=== WHAT THE TASK REQUIRES ===
Beneath this sentence is a listing. Return its lines from the one containing "Decode this image" through the last, exactly, and omit the pictures.
____
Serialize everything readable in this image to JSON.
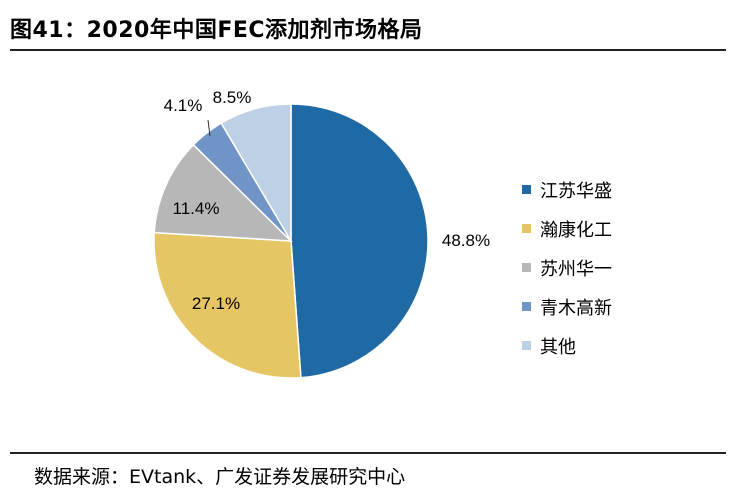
{
  "header": {
    "title": "图41：2020年中国FEC添加剂市场格局"
  },
  "footer": {
    "source": "数据来源：EVtank、广发证券发展研究中心"
  },
  "chart_data": {
    "type": "pie",
    "title": "2020年中国FEC添加剂市场格局",
    "start": "12 o'clock, clockwise",
    "legend_position": "right",
    "slices": [
      {
        "name": "江苏华盛",
        "value": 48.8,
        "label": "48.8%",
        "color": "#1F6AA5"
      },
      {
        "name": "瀚康化工",
        "value": 27.1,
        "label": "27.1%",
        "color": "#E6C664"
      },
      {
        "name": "苏州华一",
        "value": 11.4,
        "label": "11.4%",
        "color": "#B7B7B7"
      },
      {
        "name": "青木高新",
        "value": 4.1,
        "label": "4.1%",
        "color": "#7094C6"
      },
      {
        "name": "其他",
        "value": 8.5,
        "label": "8.5%",
        "color": "#BDD0E6"
      }
    ]
  }
}
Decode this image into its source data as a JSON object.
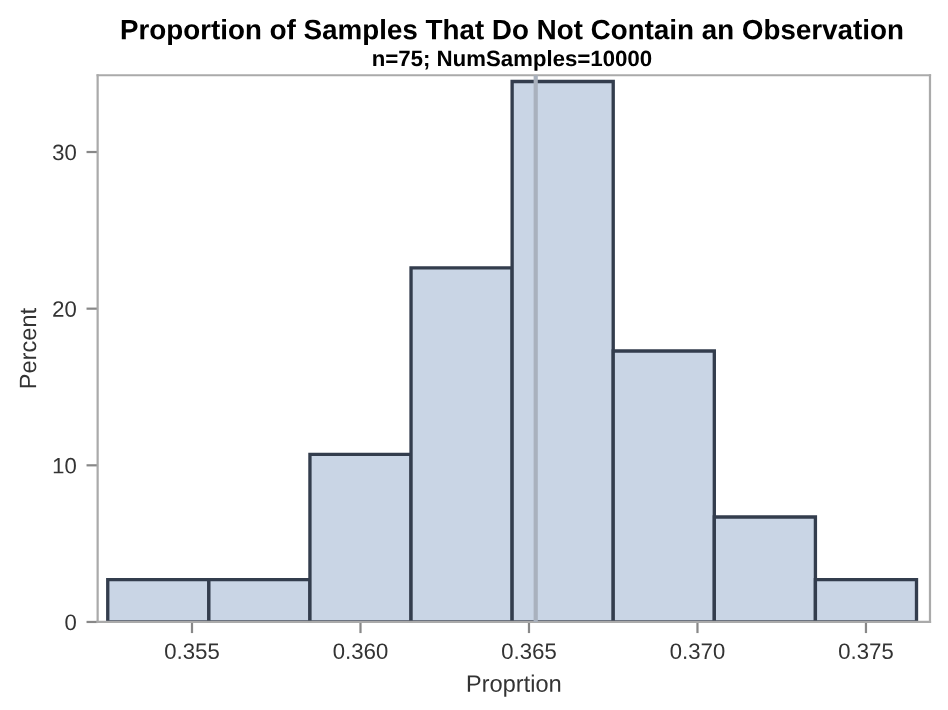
{
  "chart_data": {
    "type": "histogram",
    "title": "Proportion of Samples That Do Not Contain an Observation",
    "subtitle": "n=75; NumSamples=10000",
    "xlabel": "Proprtion",
    "ylabel": "Percent",
    "bins": [
      0.3525,
      0.3555,
      0.3585,
      0.3615,
      0.3645,
      0.3675,
      0.3705,
      0.3735,
      0.3765
    ],
    "values": [
      2.7,
      2.7,
      10.7,
      22.6,
      34.5,
      17.3,
      6.7,
      2.7
    ],
    "color": "#c9d5e5",
    "xlim": [
      0.3522,
      0.3769
    ],
    "xticks": [
      {
        "value": 0.355,
        "label": "0.355"
      },
      {
        "value": 0.36,
        "label": "0.360"
      },
      {
        "value": 0.365,
        "label": "0.365"
      },
      {
        "value": 0.37,
        "label": "0.370"
      },
      {
        "value": 0.375,
        "label": "0.375"
      }
    ],
    "ylim": [
      0,
      34.9
    ],
    "yticks": [
      0,
      10,
      20,
      30
    ],
    "ref_lines": [
      {
        "axis": "x",
        "value": 0.3652,
        "color": "#a9b1bd"
      }
    ],
    "grid": false,
    "legend": false
  }
}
____
=== TASK ANSWER ===
Decode this image into its source data as a JSON object.
{
  "chart_data": {
    "type": "histogram",
    "title": "Proportion of Samples That Do Not Contain an Observation",
    "subtitle": "n=75; NumSamples=10000",
    "xlabel": "Proprtion",
    "ylabel": "Percent",
    "bins": [
      0.3525,
      0.3555,
      0.3585,
      0.3615,
      0.3645,
      0.3675,
      0.3705,
      0.3735,
      0.3765
    ],
    "values": [
      2.7,
      2.7,
      10.7,
      22.6,
      34.5,
      17.3,
      6.7,
      2.7
    ],
    "color": "#c9d5e5",
    "xlim": [
      0.3522,
      0.3769
    ],
    "xticks": [
      {
        "value": 0.355,
        "label": "0.355"
      },
      {
        "value": 0.36,
        "label": "0.360"
      },
      {
        "value": 0.365,
        "label": "0.365"
      },
      {
        "value": 0.37,
        "label": "0.370"
      },
      {
        "value": 0.375,
        "label": "0.375"
      }
    ],
    "ylim": [
      0,
      34.9
    ],
    "yticks": [
      0,
      10,
      20,
      30
    ],
    "ref_lines": [
      {
        "axis": "x",
        "value": 0.3652,
        "color": "#a9b1bd"
      }
    ],
    "grid": false,
    "legend": false
  }
}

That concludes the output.